## Task objective:
Each line that follows is to be retyped exactly.

## Supplied records:
• • • •

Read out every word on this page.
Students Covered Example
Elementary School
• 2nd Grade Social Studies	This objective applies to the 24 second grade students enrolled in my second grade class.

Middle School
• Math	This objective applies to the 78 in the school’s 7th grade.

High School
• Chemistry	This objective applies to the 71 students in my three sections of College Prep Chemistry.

• • • •

## The reply:
Read out every word on this page.
Students Covered Example
Elementary School
• 2nd Grade Social Studies	This objective applies to the 24 second grade students enrolled in my second grade class.

Middle School
• Math	This objective applies to the 78 in the school’s 7th grade.

High School
• Chemistry	This objective applies to the 71 students in my three sections of College Prep Chemistry.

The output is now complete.